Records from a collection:
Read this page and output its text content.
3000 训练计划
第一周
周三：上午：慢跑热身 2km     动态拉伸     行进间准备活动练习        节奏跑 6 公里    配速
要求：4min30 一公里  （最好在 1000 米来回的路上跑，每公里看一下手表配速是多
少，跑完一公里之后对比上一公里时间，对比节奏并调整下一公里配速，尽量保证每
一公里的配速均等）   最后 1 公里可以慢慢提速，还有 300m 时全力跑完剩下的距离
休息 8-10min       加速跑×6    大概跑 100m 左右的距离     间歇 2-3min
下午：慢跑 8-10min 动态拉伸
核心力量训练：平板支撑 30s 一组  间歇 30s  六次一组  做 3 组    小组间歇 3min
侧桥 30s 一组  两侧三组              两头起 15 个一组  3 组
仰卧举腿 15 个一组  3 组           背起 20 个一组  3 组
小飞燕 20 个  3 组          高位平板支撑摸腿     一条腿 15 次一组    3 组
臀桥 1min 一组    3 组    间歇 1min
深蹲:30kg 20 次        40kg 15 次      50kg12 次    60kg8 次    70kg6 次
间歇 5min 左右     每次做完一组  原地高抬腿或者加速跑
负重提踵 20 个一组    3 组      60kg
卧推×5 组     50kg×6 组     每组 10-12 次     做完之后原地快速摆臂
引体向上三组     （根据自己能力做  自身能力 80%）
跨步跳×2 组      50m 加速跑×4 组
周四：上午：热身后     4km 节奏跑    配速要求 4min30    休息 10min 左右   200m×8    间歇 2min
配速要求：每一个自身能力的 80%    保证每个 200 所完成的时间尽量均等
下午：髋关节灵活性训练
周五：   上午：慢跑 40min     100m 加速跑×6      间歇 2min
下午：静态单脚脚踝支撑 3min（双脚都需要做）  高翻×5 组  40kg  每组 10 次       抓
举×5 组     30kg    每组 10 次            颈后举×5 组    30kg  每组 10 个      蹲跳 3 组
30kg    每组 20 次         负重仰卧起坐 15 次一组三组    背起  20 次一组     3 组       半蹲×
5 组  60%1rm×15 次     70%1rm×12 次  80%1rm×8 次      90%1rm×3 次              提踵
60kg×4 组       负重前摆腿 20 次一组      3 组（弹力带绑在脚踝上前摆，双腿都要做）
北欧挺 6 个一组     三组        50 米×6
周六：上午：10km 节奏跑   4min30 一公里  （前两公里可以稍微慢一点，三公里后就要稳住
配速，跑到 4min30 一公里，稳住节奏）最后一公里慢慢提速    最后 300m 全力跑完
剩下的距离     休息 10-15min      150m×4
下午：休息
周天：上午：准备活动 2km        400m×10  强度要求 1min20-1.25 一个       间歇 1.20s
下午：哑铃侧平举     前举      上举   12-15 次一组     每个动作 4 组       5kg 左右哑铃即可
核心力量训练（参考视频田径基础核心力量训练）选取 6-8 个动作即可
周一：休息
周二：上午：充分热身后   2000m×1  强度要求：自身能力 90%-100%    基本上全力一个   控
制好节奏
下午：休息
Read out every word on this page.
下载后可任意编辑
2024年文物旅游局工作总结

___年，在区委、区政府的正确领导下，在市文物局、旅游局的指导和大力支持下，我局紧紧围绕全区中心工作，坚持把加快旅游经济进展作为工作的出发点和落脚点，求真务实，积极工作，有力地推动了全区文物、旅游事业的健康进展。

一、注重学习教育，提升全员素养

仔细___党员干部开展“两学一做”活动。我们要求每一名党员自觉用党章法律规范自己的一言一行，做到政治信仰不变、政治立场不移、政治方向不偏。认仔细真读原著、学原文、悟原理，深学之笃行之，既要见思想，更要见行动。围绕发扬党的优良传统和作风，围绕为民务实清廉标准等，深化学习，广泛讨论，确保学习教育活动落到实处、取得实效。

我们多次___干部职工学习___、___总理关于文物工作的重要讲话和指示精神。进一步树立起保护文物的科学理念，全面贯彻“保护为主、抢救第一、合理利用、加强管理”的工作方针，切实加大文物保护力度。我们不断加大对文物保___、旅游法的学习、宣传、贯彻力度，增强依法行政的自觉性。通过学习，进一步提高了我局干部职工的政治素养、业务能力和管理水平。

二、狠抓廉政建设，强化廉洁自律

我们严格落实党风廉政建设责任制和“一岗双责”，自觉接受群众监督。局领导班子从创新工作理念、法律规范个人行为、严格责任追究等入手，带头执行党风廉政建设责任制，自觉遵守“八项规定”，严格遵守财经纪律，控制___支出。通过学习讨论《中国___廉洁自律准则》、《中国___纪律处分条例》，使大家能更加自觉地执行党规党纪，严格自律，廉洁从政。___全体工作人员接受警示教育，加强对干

Required task —
Give the count of lines in the data above that hold the string "this", with no additional words.

Exercise answer —
2